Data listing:
===

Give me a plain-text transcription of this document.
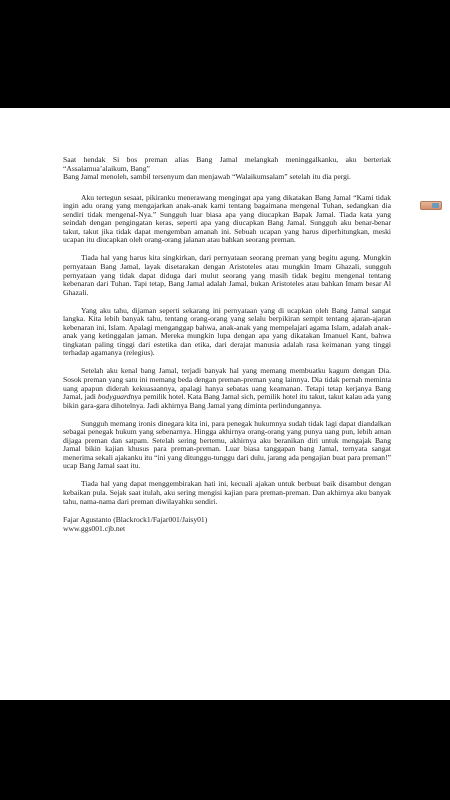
Saat hendak Si bos preman alias Bang Jamal melangkah meninggalkanku, aku berteriak “Assalamua’alaikum, Bang”

Bang Jamal menoleh, sambil tersenyum dan menjawab “Walaikumsalam” setelah itu dia pergi.

Aku tertegun sesaat, pikiranku menerawang mengingat apa yang dikatakan Bang Jamal “Kami tidak ingin adu orang yang mengajarkan anak-anak kami tentang bagaimana mengenal Tuhan, sedangkan dia sendiri tidak mengenal-Nya.” Sungguh luar biasa apa yang diucapkan Bapak Jamal. Tiada kata yang seindah dengan pengingatan keras, seperti apa yang diucapkan Bang Jamal. Sungguh aku benar-benar takut, takut jika tidak dapat mengemban amanah ini. Sebuah ucapan yang harus diperhitungkan, meski ucapan itu diucapkan oleh orang-orang jalanan atau bahkan seorang preman.

Tiada hal yang harus kita singkirkan, dari pernyataan seorang preman yang begitu agung. Mungkin pernyataan Bang Jamal, layak disetarakan dengan Aristoteles atau mungkin Imam Ghazali, sungguh pernyataan yang tidak dapat diduga dari mulut seorang yang masih tidak begitu mengenal tentang kebenaran dari Tuhan. Tapi tetap, Bang Jamal adalah Jamal, bukan Aristoteles atau bahkan Imam besar Al Ghazali.

Yang aku tahu, dijaman seperti sekarang ini pernyataan yang di ucapkan oleh Bang Jamal sangat langka. Kita lebih banyak tahu, tentang orang-orang yang selalu berpikiran sempit tentang ajaran-ajaran kebenaran ini, Islam. Apalagi menganggap bahwa, anak-anak yang mempelajari agama Islam, adalah anak-anak yang ketinggalan jaman. Mereka mungkin lupa dengan apa yang dikatakan Imanuel Kant, bahwa tingkatan paling tinggi dari estetika dan etika, dari derajat manusia adalah rasa keimanan yang tinggi terhadap agamanya (relegius).

Setelah aku kenal bang Jamal, terjadi banyak hal yang memang membuatku kagum dengan Dia. Sosok preman yang satu ini memang beda dengan preman-preman yang lainnya. Dia tidak pernah meminta uang apapun diderah kekuasaannya, apalagi hanya sebatas uang keamanan. Tetapi tetap kerjanya Bang Jamal, jadi bodyguardnya pemilik hotel. Kata Bang Jamal sich, pemilik hotel itu takut, takut kalau ada yang bikin gara-gara dihotelnya. Jadi akhirnya Bang Jamal yang diminta perlindungannya.

Sungguh memang ironis dinegara kita ini, para penegak hukumnya sudah tidak lagi dapat diandalkan sebagai penegak hukum yang sebenarnya. Hingga akhirnya orang-orang yang punya uang pun, lebih aman dijaga preman dan satpam. Setelah sering bertemu, akhirnya aku beranikan diri untuk mengajak Bang Jamal bikin kajian khusus para preman-preman. Luar biasa tanggapan bang Jamal, ternyata sangat menerima sekali ajakanku itu “ini yang ditunggu-tunggu dari dulu, jarang ada pengajian buat para preman!” ucap Bang Jamal saat itu.

Tiada hal yang dapat menggembirakan hati ini, kecuali ajakan untuk berbuat baik disambut dengan kebaikan pula. Sejak saat itulah, aku sering mengisi kajian para preman-preman. Dan akhirnya aku banyak tahu, nama-nama dari preman diwilayahku sendiri.

Fajar Agustanto (Blackrock1/Fajar001/Jaisy01)

www.ggs001.cjb.net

===

Task details: Make an exact copy of the data above, pictures excluded.

Exercise answer:
Give me a plain-text transcription of this document.
Saat hendak Si bos preman alias Bang Jamal melangkah meninggalkanku, aku berteriak “Assalamua’alaikum, Bang”

Bang Jamal menoleh, sambil tersenyum dan menjawab “Walaikumsalam” setelah itu dia pergi.

Aku tertegun sesaat, pikiranku menerawang mengingat apa yang dikatakan Bang Jamal “Kami tidak ingin adu orang yang mengajarkan anak-anak kami tentang bagaimana mengenal Tuhan, sedangkan dia sendiri tidak mengenal-Nya.” Sungguh luar biasa apa yang diucapkan Bapak Jamal. Tiada kata yang seindah dengan pengingatan keras, seperti apa yang diucapkan Bang Jamal. Sungguh aku benar-benar takut, takut jika tidak dapat mengemban amanah ini. Sebuah ucapan yang harus diperhitungkan, meski ucapan itu diucapkan oleh orang-orang jalanan atau bahkan seorang preman.

Tiada hal yang harus kita singkirkan, dari pernyataan seorang preman yang begitu agung. Mungkin pernyataan Bang Jamal, layak disetarakan dengan Aristoteles atau mungkin Imam Ghazali, sungguh pernyataan yang tidak dapat diduga dari mulut seorang yang masih tidak begitu mengenal tentang kebenaran dari Tuhan. Tapi tetap, Bang Jamal adalah Jamal, bukan Aristoteles atau bahkan Imam besar Al Ghazali.

Yang aku tahu, dijaman seperti sekarang ini pernyataan yang di ucapkan oleh Bang Jamal sangat langka. Kita lebih banyak tahu, tentang orang-orang yang selalu berpikiran sempit tentang ajaran-ajaran kebenaran ini, Islam. Apalagi menganggap bahwa, anak-anak yang mempelajari agama Islam, adalah anak-anak yang ketinggalan jaman. Mereka mungkin lupa dengan apa yang dikatakan Imanuel Kant, bahwa tingkatan paling tinggi dari estetika dan etika, dari derajat manusia adalah rasa keimanan yang tinggi terhadap agamanya (relegius).

Setelah aku kenal bang Jamal, terjadi banyak hal yang memang membuatku kagum dengan Dia. Sosok preman yang satu ini memang beda dengan preman-preman yang lainnya. Dia tidak pernah meminta uang apapun diderah kekuasaannya, apalagi hanya sebatas uang keamanan. Tetapi tetap kerjanya Bang Jamal, jadi bodyguardnya pemilik hotel. Kata Bang Jamal sich, pemilik hotel itu takut, takut kalau ada yang bikin gara-gara dihotelnya. Jadi akhirnya Bang Jamal yang diminta perlindungannya.

Sungguh memang ironis dinegara kita ini, para penegak hukumnya sudah tidak lagi dapat diandalkan sebagai penegak hukum yang sebenarnya. Hingga akhirnya orang-orang yang punya uang pun, lebih aman dijaga preman dan satpam. Setelah sering bertemu, akhirnya aku beranikan diri untuk mengajak Bang Jamal bikin kajian khusus para preman-preman. Luar biasa tanggapan bang Jamal, ternyata sangat menerima sekali ajakanku itu “ini yang ditunggu-tunggu dari dulu, jarang ada pengajian buat para preman!” ucap Bang Jamal saat itu.

Tiada hal yang dapat menggembirakan hati ini, kecuali ajakan untuk berbuat baik disambut dengan kebaikan pula. Sejak saat itulah, aku sering mengisi kajian para preman-preman. Dan akhirnya aku banyak tahu, nama-nama dari preman diwilayahku sendiri.

Fajar Agustanto (Blackrock1/Fajar001/Jaisy01)

www.ggs001.cjb.net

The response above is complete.